───── RECORDS FOR PROCESSING

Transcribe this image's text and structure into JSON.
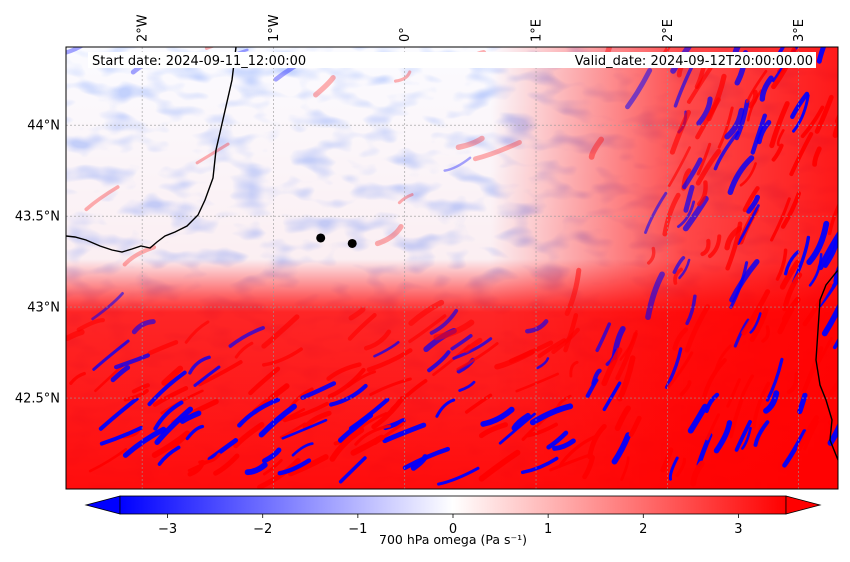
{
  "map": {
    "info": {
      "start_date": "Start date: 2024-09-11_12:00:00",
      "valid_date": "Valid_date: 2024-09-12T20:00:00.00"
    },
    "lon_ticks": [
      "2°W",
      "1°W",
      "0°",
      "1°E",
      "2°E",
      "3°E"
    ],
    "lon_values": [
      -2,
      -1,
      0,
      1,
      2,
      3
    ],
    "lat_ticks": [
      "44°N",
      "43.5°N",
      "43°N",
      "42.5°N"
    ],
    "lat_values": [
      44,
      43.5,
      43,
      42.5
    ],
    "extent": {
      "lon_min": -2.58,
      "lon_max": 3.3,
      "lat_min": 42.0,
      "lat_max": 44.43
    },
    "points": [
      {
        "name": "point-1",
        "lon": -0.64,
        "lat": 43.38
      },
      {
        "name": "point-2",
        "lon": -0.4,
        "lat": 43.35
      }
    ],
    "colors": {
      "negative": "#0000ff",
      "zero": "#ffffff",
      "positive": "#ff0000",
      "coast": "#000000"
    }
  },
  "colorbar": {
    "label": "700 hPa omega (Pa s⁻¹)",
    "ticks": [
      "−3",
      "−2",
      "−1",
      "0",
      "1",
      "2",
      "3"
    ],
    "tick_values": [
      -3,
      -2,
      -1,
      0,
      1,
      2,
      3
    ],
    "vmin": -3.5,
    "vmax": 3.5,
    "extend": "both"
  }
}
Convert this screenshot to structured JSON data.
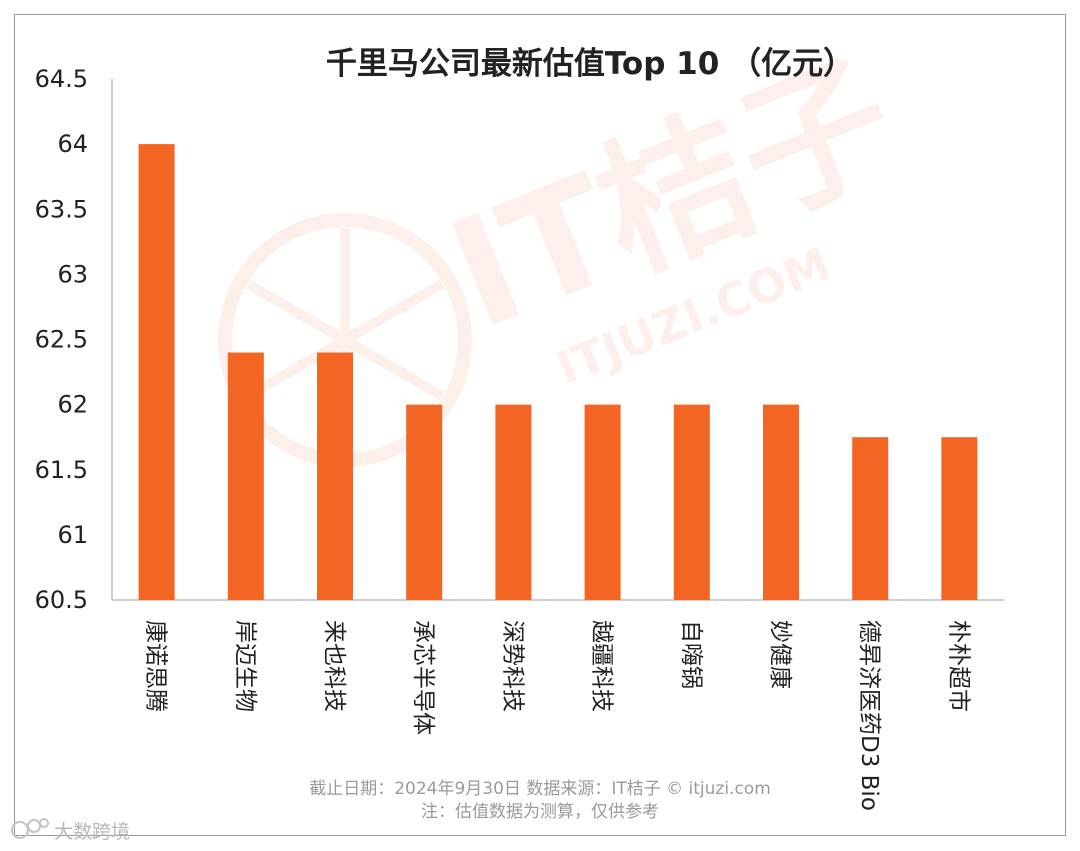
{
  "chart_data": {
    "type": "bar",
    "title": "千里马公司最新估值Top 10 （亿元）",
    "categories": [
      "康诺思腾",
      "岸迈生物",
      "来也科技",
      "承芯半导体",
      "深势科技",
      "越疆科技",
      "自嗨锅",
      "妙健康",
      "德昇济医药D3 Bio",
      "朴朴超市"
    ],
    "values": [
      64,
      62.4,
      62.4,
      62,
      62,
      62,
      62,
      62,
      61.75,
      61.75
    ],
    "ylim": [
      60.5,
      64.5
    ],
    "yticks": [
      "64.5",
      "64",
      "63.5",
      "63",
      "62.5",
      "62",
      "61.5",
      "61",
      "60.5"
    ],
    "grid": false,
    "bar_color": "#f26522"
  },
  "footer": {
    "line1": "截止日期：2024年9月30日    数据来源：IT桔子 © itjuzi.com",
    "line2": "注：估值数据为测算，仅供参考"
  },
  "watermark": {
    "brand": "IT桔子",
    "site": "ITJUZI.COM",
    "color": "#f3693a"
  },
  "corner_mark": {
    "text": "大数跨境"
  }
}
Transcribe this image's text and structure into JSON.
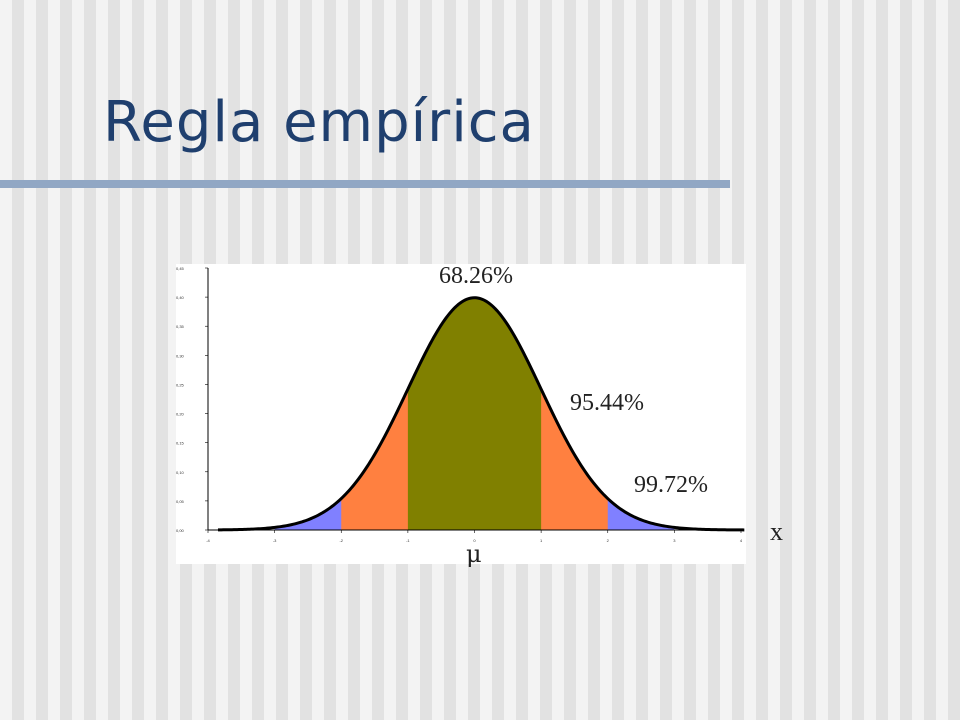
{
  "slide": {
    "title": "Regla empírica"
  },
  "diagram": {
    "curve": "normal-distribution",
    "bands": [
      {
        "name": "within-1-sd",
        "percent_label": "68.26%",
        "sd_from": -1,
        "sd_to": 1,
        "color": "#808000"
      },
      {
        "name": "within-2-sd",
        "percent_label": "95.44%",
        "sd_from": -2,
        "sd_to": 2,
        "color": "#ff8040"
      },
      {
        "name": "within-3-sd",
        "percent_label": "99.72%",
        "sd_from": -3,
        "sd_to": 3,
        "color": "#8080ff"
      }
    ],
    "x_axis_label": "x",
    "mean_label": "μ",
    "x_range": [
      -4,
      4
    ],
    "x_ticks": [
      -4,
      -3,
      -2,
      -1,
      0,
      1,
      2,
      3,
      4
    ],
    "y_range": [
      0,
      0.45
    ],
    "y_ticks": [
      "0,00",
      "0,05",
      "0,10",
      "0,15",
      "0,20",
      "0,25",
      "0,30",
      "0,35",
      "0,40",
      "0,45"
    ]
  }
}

──────────

▶ [WHAT TO DO]:
Omit all pictures while transcribing the entries verbatim.

▶ [EXERCISE ANSWER]:
Transcribe this image's text and structure into JSON.
{
  "map": {
    "info": {
      "start_date": "Start date: 2024-09-11_12:00:00",
      "valid_date": "Valid_date: 2024-09-12T20:00:00.00"
    },
    "lon_ticks": [
      "2°W",
      "1°W",
      "0°",
      "1°E",
      "2°E",
      "3°E"
    ],
    "lon_values": [
      -2,
      -1,
      0,
      1,
      2,
      3
    ],
    "lat_ticks": [
      "44°N",
      "43.5°N",
      "43°N",
      "42.5°N"
    ],
    "lat_values": [
      44,
      43.5,
      43,
      42.5
    ],
    "extent": {
      "lon_min": -2.58,
      "lon_max": 3.3,
      "lat_min": 42.0,
      "lat_max": 44.43
    },
    "points": [
      {
        "name": "point-1",
        "lon": -0.64,
        "lat": 43.38
      },
      {
        "name": "point-2",
        "lon": -0.4,
        "lat": 43.35
      }
    ],
    "colors": {
      "negative": "#0000ff",
      "zero": "#ffffff",
      "positive": "#ff0000",
      "coast": "#000000"
    }
  },
  "colorbar": {
    "label": "700 hPa omega (Pa s⁻¹)",
    "ticks": [
      "−3",
      "−2",
      "−1",
      "0",
      "1",
      "2",
      "3"
    ],
    "tick_values": [
      -3,
      -2,
      -1,
      0,
      1,
      2,
      3
    ],
    "vmin": -3.5,
    "vmax": 3.5,
    "extend": "both"
  }
}
Convert this screenshot to structured JSON data.
{
  "chart_data": {
    "type": "bar",
    "title": "千里马公司最新估值Top 10 （亿元）",
    "categories": [
      "康诺思腾",
      "岸迈生物",
      "来也科技",
      "承芯半导体",
      "深势科技",
      "越疆科技",
      "自嗨锅",
      "妙健康",
      "德昇济医药D3 Bio",
      "朴朴超市"
    ],
    "values": [
      64,
      62.4,
      62.4,
      62,
      62,
      62,
      62,
      62,
      61.75,
      61.75
    ],
    "ylim": [
      60.5,
      64.5
    ],
    "yticks": [
      "64.5",
      "64",
      "63.5",
      "63",
      "62.5",
      "62",
      "61.5",
      "61",
      "60.5"
    ],
    "grid": false,
    "bar_color": "#f26522"
  },
  "footer": {
    "line1": "截止日期：2024年9月30日    数据来源：IT桔子 © itjuzi.com",
    "line2": "注：估值数据为测算，仅供参考"
  },
  "watermark": {
    "brand": "IT桔子",
    "site": "ITJUZI.COM",
    "color": "#f3693a"
  },
  "corner_mark": {
    "text": "大数跨境"
  }
}
Transcribe this image's text and structure into JSON.
{
  "slide": {
    "title": "Regla empírica"
  },
  "diagram": {
    "curve": "normal-distribution",
    "bands": [
      {
        "name": "within-1-sd",
        "percent_label": "68.26%",
        "sd_from": -1,
        "sd_to": 1,
        "color": "#808000"
      },
      {
        "name": "within-2-sd",
        "percent_label": "95.44%",
        "sd_from": -2,
        "sd_to": 2,
        "color": "#ff8040"
      },
      {
        "name": "within-3-sd",
        "percent_label": "99.72%",
        "sd_from": -3,
        "sd_to": 3,
        "color": "#8080ff"
      }
    ],
    "x_axis_label": "x",
    "mean_label": "μ",
    "x_range": [
      -4,
      4
    ],
    "x_ticks": [
      -4,
      -3,
      -2,
      -1,
      0,
      1,
      2,
      3,
      4
    ],
    "y_range": [
      0,
      0.45
    ],
    "y_ticks": [
      "0,00",
      "0,05",
      "0,10",
      "0,15",
      "0,20",
      "0,25",
      "0,30",
      "0,35",
      "0,40",
      "0,45"
    ]
  }
}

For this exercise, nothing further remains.